■ EXERCISE INPUTS ■
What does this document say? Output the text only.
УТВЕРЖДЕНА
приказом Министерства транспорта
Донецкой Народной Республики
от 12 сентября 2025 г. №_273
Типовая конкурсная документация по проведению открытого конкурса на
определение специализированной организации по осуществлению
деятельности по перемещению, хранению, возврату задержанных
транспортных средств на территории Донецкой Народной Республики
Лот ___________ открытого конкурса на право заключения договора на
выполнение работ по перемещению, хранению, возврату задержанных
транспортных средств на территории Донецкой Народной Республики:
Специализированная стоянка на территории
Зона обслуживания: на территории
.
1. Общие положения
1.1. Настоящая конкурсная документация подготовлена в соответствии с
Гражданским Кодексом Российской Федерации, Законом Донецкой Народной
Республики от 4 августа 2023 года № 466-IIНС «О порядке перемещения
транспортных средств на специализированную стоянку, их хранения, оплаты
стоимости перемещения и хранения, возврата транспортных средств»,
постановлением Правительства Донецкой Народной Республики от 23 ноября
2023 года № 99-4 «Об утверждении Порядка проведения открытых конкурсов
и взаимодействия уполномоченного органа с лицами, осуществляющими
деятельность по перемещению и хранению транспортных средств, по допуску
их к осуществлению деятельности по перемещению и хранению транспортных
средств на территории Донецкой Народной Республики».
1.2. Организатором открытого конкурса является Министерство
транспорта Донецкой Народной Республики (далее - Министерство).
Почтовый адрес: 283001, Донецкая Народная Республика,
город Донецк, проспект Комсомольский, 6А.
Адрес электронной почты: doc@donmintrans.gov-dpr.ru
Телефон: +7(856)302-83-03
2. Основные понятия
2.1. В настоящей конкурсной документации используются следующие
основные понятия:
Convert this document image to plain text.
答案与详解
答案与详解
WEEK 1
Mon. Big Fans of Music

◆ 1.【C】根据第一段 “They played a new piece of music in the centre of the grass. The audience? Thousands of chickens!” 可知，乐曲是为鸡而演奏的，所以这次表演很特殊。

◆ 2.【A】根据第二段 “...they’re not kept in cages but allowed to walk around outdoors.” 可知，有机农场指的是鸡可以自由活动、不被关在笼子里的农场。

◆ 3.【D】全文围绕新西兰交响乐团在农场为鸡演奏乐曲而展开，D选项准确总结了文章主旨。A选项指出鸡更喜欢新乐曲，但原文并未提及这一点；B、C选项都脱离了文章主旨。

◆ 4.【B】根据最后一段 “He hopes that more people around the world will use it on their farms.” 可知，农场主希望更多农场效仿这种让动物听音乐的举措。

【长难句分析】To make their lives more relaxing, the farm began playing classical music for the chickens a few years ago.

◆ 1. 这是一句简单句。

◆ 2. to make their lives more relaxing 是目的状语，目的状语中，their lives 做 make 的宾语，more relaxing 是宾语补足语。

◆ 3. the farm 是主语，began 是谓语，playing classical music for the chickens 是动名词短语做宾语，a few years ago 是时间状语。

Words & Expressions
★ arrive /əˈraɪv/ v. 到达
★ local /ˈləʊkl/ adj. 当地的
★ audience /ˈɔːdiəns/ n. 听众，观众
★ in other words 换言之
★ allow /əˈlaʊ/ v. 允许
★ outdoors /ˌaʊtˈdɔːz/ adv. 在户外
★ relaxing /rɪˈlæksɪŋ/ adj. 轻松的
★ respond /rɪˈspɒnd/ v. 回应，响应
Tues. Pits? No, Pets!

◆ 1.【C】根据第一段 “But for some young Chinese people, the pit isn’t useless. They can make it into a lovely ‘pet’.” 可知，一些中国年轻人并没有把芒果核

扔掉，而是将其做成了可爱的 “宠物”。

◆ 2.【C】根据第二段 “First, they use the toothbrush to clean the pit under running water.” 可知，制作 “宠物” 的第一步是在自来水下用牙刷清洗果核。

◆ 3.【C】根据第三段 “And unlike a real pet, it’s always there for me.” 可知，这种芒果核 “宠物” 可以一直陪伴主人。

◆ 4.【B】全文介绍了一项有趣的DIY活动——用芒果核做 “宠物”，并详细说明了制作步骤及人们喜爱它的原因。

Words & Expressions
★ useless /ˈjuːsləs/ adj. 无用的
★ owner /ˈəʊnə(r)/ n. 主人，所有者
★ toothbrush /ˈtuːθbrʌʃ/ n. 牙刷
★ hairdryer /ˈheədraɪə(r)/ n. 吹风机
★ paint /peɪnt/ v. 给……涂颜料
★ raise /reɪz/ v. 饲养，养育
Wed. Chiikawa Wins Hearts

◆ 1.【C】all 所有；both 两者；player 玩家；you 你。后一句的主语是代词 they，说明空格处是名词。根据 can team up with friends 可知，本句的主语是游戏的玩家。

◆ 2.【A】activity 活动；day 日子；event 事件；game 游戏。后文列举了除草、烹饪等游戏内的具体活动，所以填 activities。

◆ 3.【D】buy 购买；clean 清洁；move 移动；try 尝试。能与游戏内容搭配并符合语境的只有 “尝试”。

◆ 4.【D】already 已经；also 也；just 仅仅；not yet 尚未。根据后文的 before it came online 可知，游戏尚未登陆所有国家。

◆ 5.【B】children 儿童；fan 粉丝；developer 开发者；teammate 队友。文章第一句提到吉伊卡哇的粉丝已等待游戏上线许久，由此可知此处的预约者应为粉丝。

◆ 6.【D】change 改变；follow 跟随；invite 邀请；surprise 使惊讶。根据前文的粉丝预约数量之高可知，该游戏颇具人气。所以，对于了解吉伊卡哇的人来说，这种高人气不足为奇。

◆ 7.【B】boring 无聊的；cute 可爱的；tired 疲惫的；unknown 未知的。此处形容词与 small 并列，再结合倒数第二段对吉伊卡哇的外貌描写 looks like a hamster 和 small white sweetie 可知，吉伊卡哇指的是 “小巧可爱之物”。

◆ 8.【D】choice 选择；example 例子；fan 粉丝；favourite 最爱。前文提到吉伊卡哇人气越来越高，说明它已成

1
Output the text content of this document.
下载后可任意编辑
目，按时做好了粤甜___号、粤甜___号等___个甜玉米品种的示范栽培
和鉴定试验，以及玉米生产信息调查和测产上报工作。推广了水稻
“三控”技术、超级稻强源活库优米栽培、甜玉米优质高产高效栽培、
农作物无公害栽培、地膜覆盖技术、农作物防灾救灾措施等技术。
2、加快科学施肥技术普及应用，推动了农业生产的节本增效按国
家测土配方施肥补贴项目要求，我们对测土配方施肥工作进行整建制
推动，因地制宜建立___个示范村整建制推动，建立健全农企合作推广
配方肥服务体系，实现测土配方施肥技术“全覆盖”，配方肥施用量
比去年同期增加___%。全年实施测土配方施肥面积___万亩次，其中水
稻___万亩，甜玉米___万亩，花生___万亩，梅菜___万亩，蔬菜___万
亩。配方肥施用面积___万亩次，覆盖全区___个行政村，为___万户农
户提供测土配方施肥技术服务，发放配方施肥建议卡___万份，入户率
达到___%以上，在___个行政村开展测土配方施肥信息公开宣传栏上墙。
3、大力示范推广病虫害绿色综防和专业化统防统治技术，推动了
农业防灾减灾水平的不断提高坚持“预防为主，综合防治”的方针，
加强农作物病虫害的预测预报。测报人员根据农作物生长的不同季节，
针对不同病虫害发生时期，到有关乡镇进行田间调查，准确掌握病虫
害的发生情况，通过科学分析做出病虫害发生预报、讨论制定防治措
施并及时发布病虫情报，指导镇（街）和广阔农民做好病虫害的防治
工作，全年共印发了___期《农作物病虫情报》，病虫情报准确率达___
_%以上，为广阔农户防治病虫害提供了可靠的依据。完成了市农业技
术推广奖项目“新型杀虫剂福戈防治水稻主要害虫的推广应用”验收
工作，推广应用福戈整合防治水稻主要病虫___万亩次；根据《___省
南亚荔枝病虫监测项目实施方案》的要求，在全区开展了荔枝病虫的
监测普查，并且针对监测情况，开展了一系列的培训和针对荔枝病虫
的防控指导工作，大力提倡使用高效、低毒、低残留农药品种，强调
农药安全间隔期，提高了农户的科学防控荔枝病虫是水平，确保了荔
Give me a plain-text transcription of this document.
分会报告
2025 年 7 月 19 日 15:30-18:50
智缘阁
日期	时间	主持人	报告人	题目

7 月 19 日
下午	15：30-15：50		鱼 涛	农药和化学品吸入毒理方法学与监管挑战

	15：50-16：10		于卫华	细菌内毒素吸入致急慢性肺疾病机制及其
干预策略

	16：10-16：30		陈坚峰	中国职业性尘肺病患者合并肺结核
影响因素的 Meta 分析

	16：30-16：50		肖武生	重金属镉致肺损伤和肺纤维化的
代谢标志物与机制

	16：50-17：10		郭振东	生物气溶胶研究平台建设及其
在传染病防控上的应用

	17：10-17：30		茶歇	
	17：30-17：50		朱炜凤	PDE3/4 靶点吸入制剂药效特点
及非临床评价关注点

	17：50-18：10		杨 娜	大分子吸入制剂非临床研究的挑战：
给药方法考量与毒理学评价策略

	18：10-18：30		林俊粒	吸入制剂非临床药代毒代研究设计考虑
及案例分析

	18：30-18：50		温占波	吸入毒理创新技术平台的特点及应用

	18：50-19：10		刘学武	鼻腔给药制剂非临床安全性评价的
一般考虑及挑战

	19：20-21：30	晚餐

■ STATED PROBLEM ■
Scan the material above for the string "хранению" and report each line where you find it.

■ COMPLETE RESPONSE ■
деятельности по перемещению, хранению, возврату задержанных
выполнение работ по перемещению, хранению, возврату задержанных
деятельность по перемещению и хранению транспортных средств, по допуску
их к осуществлению деятельности по перемещению и хранению транспортных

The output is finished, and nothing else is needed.